__AIM OF THE EXERCISE__: Count how many lines of the material hold "muss". Respond with that number alone.

Recorded data:
────────────────

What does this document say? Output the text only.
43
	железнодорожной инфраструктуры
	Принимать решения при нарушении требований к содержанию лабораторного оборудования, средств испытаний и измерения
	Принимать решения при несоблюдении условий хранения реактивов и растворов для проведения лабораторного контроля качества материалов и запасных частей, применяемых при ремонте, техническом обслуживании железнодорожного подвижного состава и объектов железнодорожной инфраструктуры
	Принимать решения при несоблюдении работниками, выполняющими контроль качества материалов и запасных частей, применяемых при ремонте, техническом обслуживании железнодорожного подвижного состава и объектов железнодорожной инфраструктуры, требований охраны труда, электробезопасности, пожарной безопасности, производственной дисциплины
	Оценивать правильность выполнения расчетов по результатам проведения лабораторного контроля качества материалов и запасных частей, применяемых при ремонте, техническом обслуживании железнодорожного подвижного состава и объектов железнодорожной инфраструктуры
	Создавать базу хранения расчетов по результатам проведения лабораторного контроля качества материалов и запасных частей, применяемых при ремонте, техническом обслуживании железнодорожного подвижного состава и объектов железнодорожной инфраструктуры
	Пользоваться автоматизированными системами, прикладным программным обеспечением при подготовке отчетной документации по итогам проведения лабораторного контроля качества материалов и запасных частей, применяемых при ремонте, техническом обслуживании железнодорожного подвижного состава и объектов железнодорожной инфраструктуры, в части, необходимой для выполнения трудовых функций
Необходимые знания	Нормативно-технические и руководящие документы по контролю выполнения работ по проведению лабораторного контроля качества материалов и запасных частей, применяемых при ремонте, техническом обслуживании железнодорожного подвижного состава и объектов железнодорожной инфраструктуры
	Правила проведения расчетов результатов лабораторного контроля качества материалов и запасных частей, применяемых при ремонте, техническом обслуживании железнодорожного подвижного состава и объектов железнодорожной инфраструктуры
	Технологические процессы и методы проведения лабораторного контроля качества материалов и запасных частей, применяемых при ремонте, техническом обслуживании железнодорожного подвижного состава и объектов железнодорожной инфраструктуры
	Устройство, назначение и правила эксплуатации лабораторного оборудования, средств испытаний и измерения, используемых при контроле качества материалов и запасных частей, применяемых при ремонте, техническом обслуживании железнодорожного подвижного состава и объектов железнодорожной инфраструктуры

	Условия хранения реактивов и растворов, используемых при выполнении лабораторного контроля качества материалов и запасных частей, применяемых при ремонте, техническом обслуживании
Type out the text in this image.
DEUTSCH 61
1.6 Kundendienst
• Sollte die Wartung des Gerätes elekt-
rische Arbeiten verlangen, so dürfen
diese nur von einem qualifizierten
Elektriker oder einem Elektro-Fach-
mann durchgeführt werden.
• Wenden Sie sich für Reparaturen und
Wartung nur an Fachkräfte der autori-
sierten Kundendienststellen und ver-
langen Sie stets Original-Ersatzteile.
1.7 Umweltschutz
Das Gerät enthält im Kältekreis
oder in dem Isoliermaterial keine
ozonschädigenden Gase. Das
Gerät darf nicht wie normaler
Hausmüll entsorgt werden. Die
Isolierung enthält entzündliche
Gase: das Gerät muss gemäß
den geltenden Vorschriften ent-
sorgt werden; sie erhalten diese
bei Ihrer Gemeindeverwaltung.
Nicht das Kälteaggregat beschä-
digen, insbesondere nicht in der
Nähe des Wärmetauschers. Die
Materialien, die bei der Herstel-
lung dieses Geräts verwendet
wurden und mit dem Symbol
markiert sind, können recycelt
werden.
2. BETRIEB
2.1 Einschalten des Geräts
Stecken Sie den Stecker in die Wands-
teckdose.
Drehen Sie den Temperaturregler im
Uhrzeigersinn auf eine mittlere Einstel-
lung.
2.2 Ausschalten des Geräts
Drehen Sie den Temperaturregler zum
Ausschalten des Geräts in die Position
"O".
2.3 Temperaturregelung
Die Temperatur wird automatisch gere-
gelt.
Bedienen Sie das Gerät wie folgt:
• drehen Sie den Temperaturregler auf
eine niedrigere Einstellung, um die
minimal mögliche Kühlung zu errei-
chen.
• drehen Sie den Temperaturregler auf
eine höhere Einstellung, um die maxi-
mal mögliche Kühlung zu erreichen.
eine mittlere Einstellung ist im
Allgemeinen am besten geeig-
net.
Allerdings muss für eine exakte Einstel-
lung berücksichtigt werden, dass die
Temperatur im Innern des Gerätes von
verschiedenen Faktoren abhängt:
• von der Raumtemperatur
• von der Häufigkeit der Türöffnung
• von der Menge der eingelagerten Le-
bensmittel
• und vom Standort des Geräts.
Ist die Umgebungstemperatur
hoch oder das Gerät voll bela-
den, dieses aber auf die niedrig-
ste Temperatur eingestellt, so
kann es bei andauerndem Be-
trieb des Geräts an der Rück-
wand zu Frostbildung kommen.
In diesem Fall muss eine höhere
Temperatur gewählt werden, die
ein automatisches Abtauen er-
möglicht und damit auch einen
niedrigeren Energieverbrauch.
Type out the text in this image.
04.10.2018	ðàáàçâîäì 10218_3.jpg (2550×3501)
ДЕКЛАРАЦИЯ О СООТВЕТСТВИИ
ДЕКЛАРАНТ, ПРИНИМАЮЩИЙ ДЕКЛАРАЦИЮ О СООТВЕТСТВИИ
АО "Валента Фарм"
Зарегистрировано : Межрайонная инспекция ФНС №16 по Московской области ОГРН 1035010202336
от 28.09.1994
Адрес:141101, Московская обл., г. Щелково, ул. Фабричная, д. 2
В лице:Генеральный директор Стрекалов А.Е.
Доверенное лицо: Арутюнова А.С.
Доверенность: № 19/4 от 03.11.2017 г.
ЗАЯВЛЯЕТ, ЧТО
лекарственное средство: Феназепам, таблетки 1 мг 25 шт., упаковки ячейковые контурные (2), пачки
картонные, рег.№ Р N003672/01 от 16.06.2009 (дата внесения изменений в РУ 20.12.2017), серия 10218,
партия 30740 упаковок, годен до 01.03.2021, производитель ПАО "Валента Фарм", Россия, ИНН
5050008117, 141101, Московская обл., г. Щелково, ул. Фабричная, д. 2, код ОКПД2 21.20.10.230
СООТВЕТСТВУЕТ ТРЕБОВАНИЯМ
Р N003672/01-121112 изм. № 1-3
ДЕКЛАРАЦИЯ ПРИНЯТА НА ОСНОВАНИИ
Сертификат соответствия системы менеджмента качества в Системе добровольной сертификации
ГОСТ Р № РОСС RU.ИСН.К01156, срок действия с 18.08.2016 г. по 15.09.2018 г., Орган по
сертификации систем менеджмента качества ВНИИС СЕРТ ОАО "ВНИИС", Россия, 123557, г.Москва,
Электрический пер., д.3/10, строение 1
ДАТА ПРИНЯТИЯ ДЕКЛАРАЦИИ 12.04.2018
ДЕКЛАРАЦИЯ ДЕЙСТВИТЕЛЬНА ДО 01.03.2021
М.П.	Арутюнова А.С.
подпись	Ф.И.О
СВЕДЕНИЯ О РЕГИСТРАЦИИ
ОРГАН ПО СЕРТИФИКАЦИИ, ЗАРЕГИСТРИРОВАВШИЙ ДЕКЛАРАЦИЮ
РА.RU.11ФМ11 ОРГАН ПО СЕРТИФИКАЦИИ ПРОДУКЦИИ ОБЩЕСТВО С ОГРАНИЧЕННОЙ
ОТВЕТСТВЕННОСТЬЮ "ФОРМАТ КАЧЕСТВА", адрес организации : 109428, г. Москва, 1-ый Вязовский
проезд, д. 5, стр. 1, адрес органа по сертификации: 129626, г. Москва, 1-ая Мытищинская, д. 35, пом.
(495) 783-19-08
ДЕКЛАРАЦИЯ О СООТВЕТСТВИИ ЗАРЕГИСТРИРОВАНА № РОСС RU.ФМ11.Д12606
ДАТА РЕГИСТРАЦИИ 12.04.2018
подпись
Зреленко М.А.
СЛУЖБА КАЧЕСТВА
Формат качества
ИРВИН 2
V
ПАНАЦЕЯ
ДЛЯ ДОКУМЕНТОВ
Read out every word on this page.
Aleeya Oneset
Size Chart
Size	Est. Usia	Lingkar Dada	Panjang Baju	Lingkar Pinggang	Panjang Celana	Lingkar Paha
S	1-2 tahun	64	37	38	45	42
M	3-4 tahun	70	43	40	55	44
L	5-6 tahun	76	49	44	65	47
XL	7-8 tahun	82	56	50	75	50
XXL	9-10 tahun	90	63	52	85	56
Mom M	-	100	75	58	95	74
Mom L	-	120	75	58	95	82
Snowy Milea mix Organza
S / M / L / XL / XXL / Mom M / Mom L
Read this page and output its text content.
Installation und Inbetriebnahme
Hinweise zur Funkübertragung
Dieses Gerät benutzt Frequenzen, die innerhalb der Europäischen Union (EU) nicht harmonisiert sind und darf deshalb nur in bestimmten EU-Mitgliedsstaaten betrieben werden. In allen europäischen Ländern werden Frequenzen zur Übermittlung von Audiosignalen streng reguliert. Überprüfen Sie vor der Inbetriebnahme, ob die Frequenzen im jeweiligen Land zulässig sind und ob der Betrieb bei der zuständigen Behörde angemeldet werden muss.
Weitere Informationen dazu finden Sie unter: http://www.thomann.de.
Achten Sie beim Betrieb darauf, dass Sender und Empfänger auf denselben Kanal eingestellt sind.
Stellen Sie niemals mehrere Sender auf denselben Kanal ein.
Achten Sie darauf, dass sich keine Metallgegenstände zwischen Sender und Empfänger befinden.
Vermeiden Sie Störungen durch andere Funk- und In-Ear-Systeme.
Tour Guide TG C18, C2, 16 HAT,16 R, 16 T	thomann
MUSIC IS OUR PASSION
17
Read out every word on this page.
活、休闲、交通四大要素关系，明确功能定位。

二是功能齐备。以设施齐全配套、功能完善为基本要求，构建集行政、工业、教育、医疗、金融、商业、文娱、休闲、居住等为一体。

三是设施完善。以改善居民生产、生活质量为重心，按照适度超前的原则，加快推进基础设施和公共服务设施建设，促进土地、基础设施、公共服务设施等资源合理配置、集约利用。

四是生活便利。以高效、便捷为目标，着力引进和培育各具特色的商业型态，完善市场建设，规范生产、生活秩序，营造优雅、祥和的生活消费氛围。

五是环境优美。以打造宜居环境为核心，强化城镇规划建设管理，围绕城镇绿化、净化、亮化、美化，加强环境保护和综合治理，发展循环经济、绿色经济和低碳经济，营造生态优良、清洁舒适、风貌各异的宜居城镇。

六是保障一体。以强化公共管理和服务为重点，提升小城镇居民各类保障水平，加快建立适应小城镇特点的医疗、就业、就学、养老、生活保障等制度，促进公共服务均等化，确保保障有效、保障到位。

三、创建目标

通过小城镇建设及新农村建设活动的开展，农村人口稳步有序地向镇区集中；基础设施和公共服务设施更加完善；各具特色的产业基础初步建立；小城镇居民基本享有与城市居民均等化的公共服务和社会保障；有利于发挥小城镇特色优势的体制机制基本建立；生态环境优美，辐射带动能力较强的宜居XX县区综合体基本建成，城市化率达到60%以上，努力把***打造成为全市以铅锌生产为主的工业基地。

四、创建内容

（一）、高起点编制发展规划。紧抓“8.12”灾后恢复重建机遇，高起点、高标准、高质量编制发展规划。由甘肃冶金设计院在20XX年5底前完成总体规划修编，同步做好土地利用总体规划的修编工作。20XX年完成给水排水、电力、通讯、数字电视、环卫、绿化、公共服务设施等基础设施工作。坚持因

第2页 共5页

────────────────

__WRITTEN REPLY__: 4